What the exercise asks :: From the material below, gather every line that contains the string "this". Case counts.

[Records from a data source]
* Start *
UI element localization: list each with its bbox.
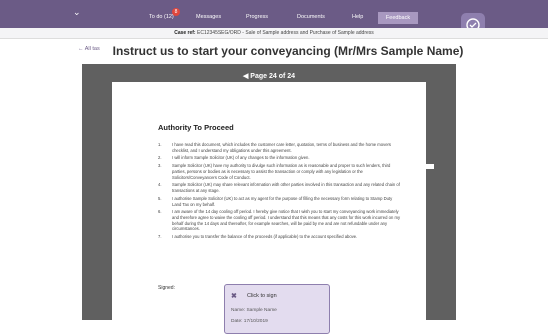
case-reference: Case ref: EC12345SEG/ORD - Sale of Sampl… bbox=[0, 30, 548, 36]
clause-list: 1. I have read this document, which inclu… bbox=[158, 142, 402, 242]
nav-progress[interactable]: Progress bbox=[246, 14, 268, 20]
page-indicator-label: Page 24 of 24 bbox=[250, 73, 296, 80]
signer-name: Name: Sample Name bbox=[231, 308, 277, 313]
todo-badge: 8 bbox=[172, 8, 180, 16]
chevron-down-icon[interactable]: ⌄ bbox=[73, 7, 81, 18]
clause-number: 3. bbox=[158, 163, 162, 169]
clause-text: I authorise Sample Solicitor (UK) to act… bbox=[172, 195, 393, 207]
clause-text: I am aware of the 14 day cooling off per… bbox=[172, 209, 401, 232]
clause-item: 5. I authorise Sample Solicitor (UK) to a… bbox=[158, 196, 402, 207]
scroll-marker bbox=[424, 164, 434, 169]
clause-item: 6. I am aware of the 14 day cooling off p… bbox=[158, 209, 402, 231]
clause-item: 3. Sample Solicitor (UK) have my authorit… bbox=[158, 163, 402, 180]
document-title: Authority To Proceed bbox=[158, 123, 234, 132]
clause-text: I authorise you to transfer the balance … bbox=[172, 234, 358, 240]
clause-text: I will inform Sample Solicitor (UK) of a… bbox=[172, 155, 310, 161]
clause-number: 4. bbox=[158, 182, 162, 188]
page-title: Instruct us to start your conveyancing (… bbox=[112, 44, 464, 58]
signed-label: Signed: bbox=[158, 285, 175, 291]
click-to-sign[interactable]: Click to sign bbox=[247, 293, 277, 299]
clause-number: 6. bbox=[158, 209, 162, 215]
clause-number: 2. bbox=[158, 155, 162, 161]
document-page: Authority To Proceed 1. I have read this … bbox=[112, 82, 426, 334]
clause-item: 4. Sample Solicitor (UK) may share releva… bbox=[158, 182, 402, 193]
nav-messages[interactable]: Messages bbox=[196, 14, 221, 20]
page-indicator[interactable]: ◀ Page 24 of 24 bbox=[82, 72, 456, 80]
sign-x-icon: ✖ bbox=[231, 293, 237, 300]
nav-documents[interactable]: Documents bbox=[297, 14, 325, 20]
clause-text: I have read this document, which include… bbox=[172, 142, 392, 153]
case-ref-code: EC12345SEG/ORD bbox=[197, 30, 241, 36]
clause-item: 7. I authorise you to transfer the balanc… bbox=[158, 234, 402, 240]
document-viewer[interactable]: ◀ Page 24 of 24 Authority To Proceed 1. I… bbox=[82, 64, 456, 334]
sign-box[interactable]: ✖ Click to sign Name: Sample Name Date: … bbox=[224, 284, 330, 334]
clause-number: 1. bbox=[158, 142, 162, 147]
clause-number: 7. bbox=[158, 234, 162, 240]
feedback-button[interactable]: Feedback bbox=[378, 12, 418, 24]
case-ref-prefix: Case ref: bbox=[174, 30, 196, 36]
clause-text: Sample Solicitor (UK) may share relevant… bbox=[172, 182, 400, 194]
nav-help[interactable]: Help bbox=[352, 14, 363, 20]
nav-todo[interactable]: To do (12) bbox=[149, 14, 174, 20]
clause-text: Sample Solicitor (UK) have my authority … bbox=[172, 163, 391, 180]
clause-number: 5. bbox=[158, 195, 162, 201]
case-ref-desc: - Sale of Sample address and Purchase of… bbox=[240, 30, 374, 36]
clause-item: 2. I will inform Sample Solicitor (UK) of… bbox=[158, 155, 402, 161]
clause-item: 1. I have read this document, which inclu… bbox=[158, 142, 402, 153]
* End *
Completed task ::
clause-list: 1. I have read this document, which inclu… bbox=[158, 142, 402, 242]
document-page: Authority To Proceed 1. I have read this … bbox=[112, 82, 426, 334]
clause-text: I have read this document, which include… bbox=[172, 142, 392, 153]
clause-item: 1. I have read this document, which inclu… bbox=[158, 142, 402, 153]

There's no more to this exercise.